## WRITTEN EXERCISE:
Extract the full set of records, then give each one again exactly.

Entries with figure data
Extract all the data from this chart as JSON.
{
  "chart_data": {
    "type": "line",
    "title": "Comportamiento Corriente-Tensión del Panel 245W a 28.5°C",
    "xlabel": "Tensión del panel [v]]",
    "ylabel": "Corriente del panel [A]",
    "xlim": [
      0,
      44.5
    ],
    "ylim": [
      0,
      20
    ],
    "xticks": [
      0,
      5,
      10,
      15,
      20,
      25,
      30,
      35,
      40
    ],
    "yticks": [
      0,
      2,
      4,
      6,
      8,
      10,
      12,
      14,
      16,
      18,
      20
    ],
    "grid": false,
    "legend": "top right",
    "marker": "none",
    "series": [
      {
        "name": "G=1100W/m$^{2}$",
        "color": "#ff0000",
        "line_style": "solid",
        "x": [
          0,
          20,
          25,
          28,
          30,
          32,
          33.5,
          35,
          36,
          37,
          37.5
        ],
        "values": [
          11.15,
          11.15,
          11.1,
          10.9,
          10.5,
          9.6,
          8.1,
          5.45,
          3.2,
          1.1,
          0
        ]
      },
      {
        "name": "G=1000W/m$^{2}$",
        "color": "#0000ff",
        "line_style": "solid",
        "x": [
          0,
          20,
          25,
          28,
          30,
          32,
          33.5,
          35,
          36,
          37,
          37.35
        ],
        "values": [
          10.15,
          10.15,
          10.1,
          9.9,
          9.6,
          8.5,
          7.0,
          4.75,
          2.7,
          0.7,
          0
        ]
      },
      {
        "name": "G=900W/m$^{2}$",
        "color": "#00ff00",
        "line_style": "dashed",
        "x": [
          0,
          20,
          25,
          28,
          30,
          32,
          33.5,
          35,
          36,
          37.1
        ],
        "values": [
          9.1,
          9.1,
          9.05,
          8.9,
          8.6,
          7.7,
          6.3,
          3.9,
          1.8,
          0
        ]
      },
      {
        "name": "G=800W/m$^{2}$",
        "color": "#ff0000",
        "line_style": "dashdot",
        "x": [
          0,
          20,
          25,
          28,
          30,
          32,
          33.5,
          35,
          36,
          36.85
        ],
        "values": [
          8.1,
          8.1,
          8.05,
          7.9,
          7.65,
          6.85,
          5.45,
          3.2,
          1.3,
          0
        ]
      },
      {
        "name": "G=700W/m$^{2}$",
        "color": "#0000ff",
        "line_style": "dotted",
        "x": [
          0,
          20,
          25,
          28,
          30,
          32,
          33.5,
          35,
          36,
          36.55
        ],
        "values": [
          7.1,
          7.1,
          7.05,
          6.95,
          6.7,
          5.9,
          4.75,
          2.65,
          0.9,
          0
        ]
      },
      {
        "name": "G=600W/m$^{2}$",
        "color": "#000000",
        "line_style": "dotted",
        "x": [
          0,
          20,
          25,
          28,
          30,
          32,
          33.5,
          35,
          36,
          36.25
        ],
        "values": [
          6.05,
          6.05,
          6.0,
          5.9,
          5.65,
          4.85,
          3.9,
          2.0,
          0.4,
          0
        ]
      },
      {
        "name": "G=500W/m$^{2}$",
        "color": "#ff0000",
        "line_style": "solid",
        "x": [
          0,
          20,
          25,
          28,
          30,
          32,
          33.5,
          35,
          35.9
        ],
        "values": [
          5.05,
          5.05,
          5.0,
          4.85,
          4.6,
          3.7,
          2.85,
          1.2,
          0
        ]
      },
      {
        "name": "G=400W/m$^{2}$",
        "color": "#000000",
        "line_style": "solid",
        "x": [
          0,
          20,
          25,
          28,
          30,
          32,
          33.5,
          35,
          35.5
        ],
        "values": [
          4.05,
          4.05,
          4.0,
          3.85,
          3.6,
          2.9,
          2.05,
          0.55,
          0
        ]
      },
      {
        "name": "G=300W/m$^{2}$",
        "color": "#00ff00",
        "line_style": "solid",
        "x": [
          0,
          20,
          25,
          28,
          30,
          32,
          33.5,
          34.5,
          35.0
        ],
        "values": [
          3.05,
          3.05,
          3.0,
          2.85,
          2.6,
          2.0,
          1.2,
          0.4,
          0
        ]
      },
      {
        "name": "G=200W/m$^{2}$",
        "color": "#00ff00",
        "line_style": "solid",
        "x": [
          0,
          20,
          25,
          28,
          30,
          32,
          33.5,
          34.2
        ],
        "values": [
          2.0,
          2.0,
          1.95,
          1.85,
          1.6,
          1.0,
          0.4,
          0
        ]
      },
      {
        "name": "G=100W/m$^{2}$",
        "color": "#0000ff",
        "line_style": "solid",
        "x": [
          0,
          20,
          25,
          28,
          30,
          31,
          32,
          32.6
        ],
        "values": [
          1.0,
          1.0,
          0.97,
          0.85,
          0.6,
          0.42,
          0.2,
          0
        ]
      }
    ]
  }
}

## OUTPUT OF THE EXERCISE:
Extract all the data from this chart as JSON.
{
  "chart_data": {
    "type": "line",
    "title": "Comportamiento Corriente-Tensión del Panel 245W a 28.5°C",
    "xlabel": "Tensión del panel [v]]",
    "ylabel": "Corriente del panel [A]",
    "xlim": [
      0,
      44.5
    ],
    "ylim": [
      0,
      20
    ],
    "xticks": [
      0,
      5,
      10,
      15,
      20,
      25,
      30,
      35,
      40
    ],
    "yticks": [
      0,
      2,
      4,
      6,
      8,
      10,
      12,
      14,
      16,
      18,
      20
    ],
    "grid": false,
    "legend": "top right",
    "marker": "none",
    "series": [
      {
        "name": "G=1100W/m$^{2}$",
        "color": "#ff0000",
        "line_style": "solid",
        "x": [
          0,
          20,
          25,
          28,
          30,
          32,
          33.5,
          35,
          36,
          37,
          37.5
        ],
        "values": [
          11.15,
          11.15,
          11.1,
          10.9,
          10.5,
          9.6,
          8.1,
          5.45,
          3.2,
          1.1,
          0
        ]
      },
      {
        "name": "G=1000W/m$^{2}$",
        "color": "#0000ff",
        "line_style": "solid",
        "x": [
          0,
          20,
          25,
          28,
          30,
          32,
          33.5,
          35,
          36,
          37,
          37.35
        ],
        "values": [
          10.15,
          10.15,
          10.1,
          9.9,
          9.6,
          8.5,
          7.0,
          4.75,
          2.7,
          0.7,
          0
        ]
      },
      {
        "name": "G=900W/m$^{2}$",
        "color": "#00ff00",
        "line_style": "dashed",
        "x": [
          0,
          20,
          25,
          28,
          30,
          32,
          33.5,
          35,
          36,
          37.1
        ],
        "values": [
          9.1,
          9.1,
          9.05,
          8.9,
          8.6,
          7.7,
          6.3,
          3.9,
          1.8,
          0
        ]
      },
      {
        "name": "G=800W/m$^{2}$",
        "color": "#ff0000",
        "line_style": "dashdot",
        "x": [
          0,
          20,
          25,
          28,
          30,
          32,
          33.5,
          35,
          36,
          36.85
        ],
        "values": [
          8.1,
          8.1,
          8.05,
          7.9,
          7.65,
          6.85,
          5.45,
          3.2,
          1.3,
          0
        ]
      },
      {
        "name": "G=700W/m$^{2}$",
        "color": "#0000ff",
        "line_style": "dotted",
        "x": [
          0,
          20,
          25,
          28,
          30,
          32,
          33.5,
          35,
          36,
          36.55
        ],
        "values": [
          7.1,
          7.1,
          7.05,
          6.95,
          6.7,
          5.9,
          4.75,
          2.65,
          0.9,
          0
        ]
      },
      {
        "name": "G=600W/m$^{2}$",
        "color": "#000000",
        "line_style": "dotted",
        "x": [
          0,
          20,
          25,
          28,
          30,
          32,
          33.5,
          35,
          36,
          36.25
        ],
        "values": [
          6.05,
          6.05,
          6.0,
          5.9,
          5.65,
          4.85,
          3.9,
          2.0,
          0.4,
          0
        ]
      },
      {
        "name": "G=500W/m$^{2}$",
        "color": "#ff0000",
        "line_style": "solid",
        "x": [
          0,
          20,
          25,
          28,
          30,
          32,
          33.5,
          35,
          35.9
        ],
        "values": [
          5.05,
          5.05,
          5.0,
          4.85,
          4.6,
          3.7,
          2.85,
          1.2,
          0
        ]
      },
      {
        "name": "G=400W/m$^{2}$",
        "color": "#000000",
        "line_style": "solid",
        "x": [
          0,
          20,
          25,
          28,
          30,
          32,
          33.5,
          35,
          35.5
        ],
        "values": [
          4.05,
          4.05,
          4.0,
          3.85,
          3.6,
          2.9,
          2.05,
          0.55,
          0
        ]
      },
      {
        "name": "G=300W/m$^{2}$",
        "color": "#00ff00",
        "line_style": "solid",
        "x": [
          0,
          20,
          25,
          28,
          30,
          32,
          33.5,
          34.5,
          35.0
        ],
        "values": [
          3.05,
          3.05,
          3.0,
          2.85,
          2.6,
          2.0,
          1.2,
          0.4,
          0
        ]
      },
      {
        "name": "G=200W/m$^{2}$",
        "color": "#00ff00",
        "line_style": "solid",
        "x": [
          0,
          20,
          25,
          28,
          30,
          32,
          33.5,
          34.2
        ],
        "values": [
          2.0,
          2.0,
          1.95,
          1.85,
          1.6,
          1.0,
          0.4,
          0
        ]
      },
      {
        "name": "G=100W/m$^{2}$",
        "color": "#0000ff",
        "line_style": "solid",
        "x": [
          0,
          20,
          25,
          28,
          30,
          31,
          32,
          32.6
        ],
        "values": [
          1.0,
          1.0,
          0.97,
          0.85,
          0.6,
          0.42,
          0.2,
          0
        ]
      }
    ]
  }
}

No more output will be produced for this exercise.